#### Instruction
Take the entries below and print all of them exactly, please.
**********
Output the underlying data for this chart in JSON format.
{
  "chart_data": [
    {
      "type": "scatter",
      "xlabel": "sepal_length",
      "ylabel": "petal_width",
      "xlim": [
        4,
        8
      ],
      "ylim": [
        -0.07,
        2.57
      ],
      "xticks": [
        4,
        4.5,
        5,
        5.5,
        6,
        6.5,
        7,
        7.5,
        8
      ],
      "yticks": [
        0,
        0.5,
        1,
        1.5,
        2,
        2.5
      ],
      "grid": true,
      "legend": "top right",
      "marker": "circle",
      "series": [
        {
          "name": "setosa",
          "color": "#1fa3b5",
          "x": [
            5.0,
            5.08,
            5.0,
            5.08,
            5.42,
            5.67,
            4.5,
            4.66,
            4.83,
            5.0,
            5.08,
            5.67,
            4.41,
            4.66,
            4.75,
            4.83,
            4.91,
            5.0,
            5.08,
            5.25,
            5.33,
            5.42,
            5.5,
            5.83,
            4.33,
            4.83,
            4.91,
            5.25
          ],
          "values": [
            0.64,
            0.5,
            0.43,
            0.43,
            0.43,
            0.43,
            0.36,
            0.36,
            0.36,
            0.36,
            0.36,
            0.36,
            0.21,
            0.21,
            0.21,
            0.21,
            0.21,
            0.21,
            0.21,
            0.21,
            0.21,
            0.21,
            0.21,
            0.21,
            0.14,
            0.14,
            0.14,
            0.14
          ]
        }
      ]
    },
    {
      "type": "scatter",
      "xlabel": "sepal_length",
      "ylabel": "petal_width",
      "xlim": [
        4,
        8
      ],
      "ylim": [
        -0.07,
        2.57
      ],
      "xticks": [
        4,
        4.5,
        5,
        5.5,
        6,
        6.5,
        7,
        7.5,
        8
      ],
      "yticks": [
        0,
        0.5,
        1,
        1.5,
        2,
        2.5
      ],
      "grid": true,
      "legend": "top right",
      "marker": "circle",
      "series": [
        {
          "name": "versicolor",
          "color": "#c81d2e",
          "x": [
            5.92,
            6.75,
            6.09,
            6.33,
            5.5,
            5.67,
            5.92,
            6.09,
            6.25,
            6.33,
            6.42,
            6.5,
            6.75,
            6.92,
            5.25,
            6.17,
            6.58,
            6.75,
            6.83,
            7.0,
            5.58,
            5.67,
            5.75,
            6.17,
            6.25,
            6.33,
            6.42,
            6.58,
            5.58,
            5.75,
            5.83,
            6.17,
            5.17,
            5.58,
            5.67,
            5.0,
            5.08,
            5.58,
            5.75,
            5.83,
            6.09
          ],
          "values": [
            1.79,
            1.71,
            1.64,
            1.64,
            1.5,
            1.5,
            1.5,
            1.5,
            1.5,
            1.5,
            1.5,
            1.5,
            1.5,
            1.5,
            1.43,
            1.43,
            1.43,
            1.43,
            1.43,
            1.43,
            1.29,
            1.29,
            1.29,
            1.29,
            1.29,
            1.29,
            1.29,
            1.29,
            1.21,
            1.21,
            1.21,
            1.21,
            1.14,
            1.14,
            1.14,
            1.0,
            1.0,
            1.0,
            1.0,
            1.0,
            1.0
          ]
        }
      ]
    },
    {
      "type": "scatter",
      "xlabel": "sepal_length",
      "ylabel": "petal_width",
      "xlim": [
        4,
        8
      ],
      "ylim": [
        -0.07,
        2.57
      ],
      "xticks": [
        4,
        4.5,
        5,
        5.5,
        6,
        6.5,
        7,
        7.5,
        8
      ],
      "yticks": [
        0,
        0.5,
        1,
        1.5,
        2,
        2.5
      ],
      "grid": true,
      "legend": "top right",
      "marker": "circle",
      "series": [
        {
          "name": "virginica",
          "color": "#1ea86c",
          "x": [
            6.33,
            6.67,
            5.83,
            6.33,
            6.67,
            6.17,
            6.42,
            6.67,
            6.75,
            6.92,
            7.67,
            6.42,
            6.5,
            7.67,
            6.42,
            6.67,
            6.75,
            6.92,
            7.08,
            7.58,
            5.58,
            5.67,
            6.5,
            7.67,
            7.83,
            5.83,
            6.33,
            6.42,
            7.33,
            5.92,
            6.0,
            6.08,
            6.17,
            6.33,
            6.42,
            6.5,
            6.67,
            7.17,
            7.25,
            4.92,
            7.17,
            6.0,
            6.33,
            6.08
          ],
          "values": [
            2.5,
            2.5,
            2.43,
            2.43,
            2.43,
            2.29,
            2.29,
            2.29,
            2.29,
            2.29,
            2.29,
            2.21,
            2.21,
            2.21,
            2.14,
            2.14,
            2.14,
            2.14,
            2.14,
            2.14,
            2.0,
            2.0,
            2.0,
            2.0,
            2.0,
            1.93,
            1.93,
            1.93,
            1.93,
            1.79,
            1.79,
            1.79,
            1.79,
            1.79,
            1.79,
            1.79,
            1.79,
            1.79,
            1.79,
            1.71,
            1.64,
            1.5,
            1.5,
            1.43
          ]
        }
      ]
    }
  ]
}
**********
#### The result
Output the underlying data for this chart in JSON format.
{
  "chart_data": [
    {
      "type": "scatter",
      "xlabel": "sepal_length",
      "ylabel": "petal_width",
      "xlim": [
        4,
        8
      ],
      "ylim": [
        -0.07,
        2.57
      ],
      "xticks": [
        4,
        4.5,
        5,
        5.5,
        6,
        6.5,
        7,
        7.5,
        8
      ],
      "yticks": [
        0,
        0.5,
        1,
        1.5,
        2,
        2.5
      ],
      "grid": true,
      "legend": "top right",
      "marker": "circle",
      "series": [
        {
          "name": "setosa",
          "color": "#1fa3b5",
          "x": [
            5.0,
            5.08,
            5.0,
            5.08,
            5.42,
            5.67,
            4.5,
            4.66,
            4.83,
            5.0,
            5.08,
            5.67,
            4.41,
            4.66,
            4.75,
            4.83,
            4.91,
            5.0,
            5.08,
            5.25,
            5.33,
            5.42,
            5.5,
            5.83,
            4.33,
            4.83,
            4.91,
            5.25
          ],
          "values": [
            0.64,
            0.5,
            0.43,
            0.43,
            0.43,
            0.43,
            0.36,
            0.36,
            0.36,
            0.36,
            0.36,
            0.36,
            0.21,
            0.21,
            0.21,
            0.21,
            0.21,
            0.21,
            0.21,
            0.21,
            0.21,
            0.21,
            0.21,
            0.21,
            0.14,
            0.14,
            0.14,
            0.14
          ]
        }
      ]
    },
    {
      "type": "scatter",
      "xlabel": "sepal_length",
      "ylabel": "petal_width",
      "xlim": [
        4,
        8
      ],
      "ylim": [
        -0.07,
        2.57
      ],
      "xticks": [
        4,
        4.5,
        5,
        5.5,
        6,
        6.5,
        7,
        7.5,
        8
      ],
      "yticks": [
        0,
        0.5,
        1,
        1.5,
        2,
        2.5
      ],
      "grid": true,
      "legend": "top right",
      "marker": "circle",
      "series": [
        {
          "name": "versicolor",
          "color": "#c81d2e",
          "x": [
            5.92,
            6.75,
            6.09,
            6.33,
            5.5,
            5.67,
            5.92,
            6.09,
            6.25,
            6.33,
            6.42,
            6.5,
            6.75,
            6.92,
            5.25,
            6.17,
            6.58,
            6.75,
            6.83,
            7.0,
            5.58,
            5.67,
            5.75,
            6.17,
            6.25,
            6.33,
            6.42,
            6.58,
            5.58,
            5.75,
            5.83,
            6.17,
            5.17,
            5.58,
            5.67,
            5.0,
            5.08,
            5.58,
            5.75,
            5.83,
            6.09
          ],
          "values": [
            1.79,
            1.71,
            1.64,
            1.64,
            1.5,
            1.5,
            1.5,
            1.5,
            1.5,
            1.5,
            1.5,
            1.5,
            1.5,
            1.5,
            1.43,
            1.43,
            1.43,
            1.43,
            1.43,
            1.43,
            1.29,
            1.29,
            1.29,
            1.29,
            1.29,
            1.29,
            1.29,
            1.29,
            1.21,
            1.21,
            1.21,
            1.21,
            1.14,
            1.14,
            1.14,
            1.0,
            1.0,
            1.0,
            1.0,
            1.0,
            1.0
          ]
        }
      ]
    },
    {
      "type": "scatter",
      "xlabel": "sepal_length",
      "ylabel": "petal_width",
      "xlim": [
        4,
        8
      ],
      "ylim": [
        -0.07,
        2.57
      ],
      "xticks": [
        4,
        4.5,
        5,
        5.5,
        6,
        6.5,
        7,
        7.5,
        8
      ],
      "yticks": [
        0,
        0.5,
        1,
        1.5,
        2,
        2.5
      ],
      "grid": true,
      "legend": "top right",
      "marker": "circle",
      "series": [
        {
          "name": "virginica",
          "color": "#1ea86c",
          "x": [
            6.33,
            6.67,
            5.83,
            6.33,
            6.67,
            6.17,
            6.42,
            6.67,
            6.75,
            6.92,
            7.67,
            6.42,
            6.5,
            7.67,
            6.42,
            6.67,
            6.75,
            6.92,
            7.08,
            7.58,
            5.58,
            5.67,
            6.5,
            7.67,
            7.83,
            5.83,
            6.33,
            6.42,
            7.33,
            5.92,
            6.0,
            6.08,
            6.17,
            6.33,
            6.42,
            6.5,
            6.67,
            7.17,
            7.25,
            4.92,
            7.17,
            6.0,
            6.33,
            6.08
          ],
          "values": [
            2.5,
            2.5,
            2.43,
            2.43,
            2.43,
            2.29,
            2.29,
            2.29,
            2.29,
            2.29,
            2.29,
            2.21,
            2.21,
            2.21,
            2.14,
            2.14,
            2.14,
            2.14,
            2.14,
            2.14,
            2.0,
            2.0,
            2.0,
            2.0,
            2.0,
            1.93,
            1.93,
            1.93,
            1.93,
            1.79,
            1.79,
            1.79,
            1.79,
            1.79,
            1.79,
            1.79,
            1.79,
            1.79,
            1.79,
            1.71,
            1.64,
            1.5,
            1.5,
            1.43
          ]
        }
      ]
    }
  ]
}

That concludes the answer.